WORK REQUEST: What is the number of lines in the data below that contain "Strength"? Reply with the number only.

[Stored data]

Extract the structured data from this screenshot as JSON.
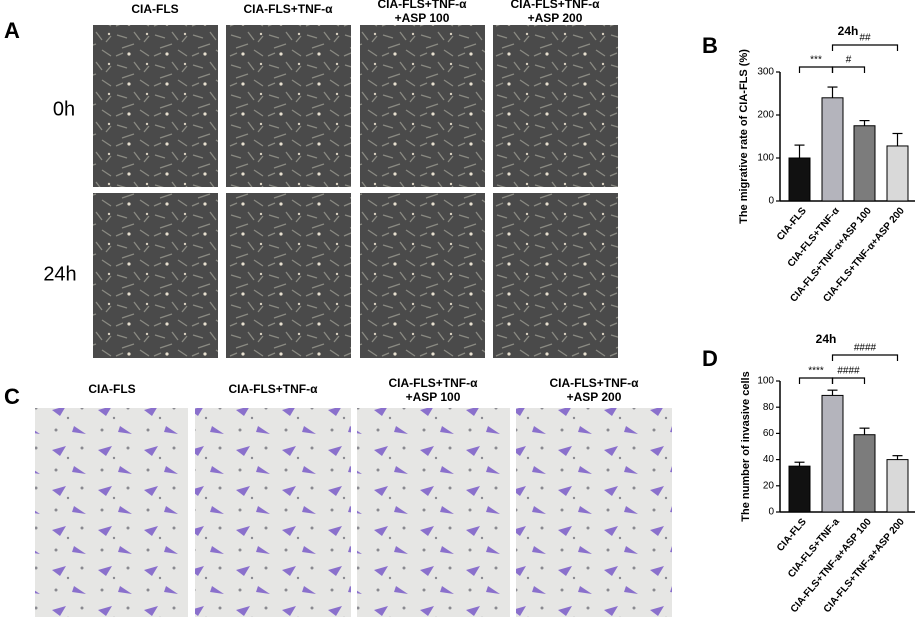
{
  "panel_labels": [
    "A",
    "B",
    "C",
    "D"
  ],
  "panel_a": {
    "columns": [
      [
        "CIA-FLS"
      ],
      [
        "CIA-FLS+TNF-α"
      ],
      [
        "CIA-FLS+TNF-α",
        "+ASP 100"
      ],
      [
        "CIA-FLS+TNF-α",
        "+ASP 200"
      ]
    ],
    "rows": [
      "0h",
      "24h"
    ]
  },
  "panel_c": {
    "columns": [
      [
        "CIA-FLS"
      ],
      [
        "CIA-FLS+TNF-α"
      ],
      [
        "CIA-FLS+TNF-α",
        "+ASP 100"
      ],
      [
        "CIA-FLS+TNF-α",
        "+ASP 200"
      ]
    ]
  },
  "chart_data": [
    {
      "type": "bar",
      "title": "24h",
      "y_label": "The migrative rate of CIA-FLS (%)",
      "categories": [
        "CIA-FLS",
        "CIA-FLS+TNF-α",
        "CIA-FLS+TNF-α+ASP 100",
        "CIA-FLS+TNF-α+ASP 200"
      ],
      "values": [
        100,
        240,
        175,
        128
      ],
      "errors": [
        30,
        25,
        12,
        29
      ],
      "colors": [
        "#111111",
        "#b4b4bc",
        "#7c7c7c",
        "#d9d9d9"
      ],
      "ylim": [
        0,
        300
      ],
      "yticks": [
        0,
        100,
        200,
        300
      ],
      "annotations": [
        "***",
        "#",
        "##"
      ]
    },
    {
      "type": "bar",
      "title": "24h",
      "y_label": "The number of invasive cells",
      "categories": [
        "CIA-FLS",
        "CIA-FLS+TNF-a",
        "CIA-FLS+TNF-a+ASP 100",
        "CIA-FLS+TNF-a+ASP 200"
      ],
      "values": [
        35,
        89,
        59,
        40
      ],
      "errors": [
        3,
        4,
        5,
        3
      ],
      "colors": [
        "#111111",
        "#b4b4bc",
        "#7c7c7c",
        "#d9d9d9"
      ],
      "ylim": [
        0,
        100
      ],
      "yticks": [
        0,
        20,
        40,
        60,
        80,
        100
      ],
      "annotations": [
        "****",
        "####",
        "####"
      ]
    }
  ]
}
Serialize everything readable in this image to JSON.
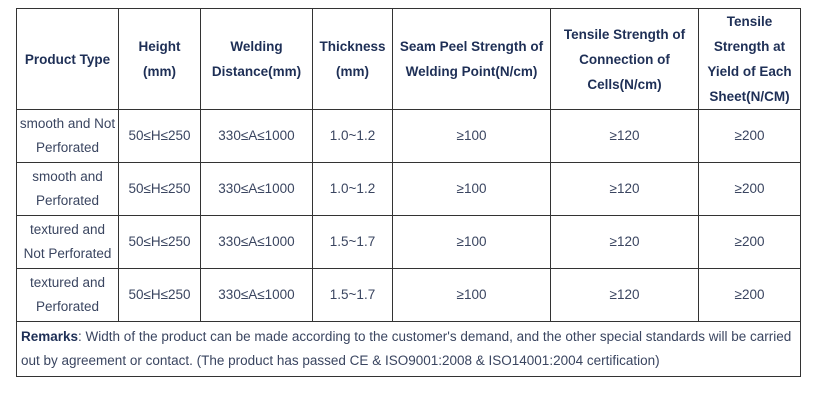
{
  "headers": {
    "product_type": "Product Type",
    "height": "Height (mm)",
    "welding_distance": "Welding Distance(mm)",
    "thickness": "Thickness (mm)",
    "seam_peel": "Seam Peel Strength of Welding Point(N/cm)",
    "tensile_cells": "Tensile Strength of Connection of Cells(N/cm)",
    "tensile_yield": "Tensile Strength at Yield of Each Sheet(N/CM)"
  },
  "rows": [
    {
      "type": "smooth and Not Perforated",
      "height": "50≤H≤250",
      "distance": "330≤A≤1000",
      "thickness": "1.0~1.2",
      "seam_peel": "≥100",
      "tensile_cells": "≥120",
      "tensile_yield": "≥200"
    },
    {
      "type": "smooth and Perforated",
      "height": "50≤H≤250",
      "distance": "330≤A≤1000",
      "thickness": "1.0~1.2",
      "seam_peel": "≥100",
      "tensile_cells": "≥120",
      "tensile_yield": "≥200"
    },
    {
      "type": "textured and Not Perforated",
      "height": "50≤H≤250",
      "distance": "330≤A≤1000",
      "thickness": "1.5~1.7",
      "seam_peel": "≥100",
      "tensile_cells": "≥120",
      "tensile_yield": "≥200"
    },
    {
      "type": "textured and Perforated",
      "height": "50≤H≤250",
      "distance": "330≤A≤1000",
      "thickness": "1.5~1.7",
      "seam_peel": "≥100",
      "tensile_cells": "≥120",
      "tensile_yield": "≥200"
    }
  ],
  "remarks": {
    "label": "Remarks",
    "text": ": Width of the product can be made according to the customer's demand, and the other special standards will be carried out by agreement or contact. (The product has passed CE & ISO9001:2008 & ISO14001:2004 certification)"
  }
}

EXERCISE OUTPUT: 3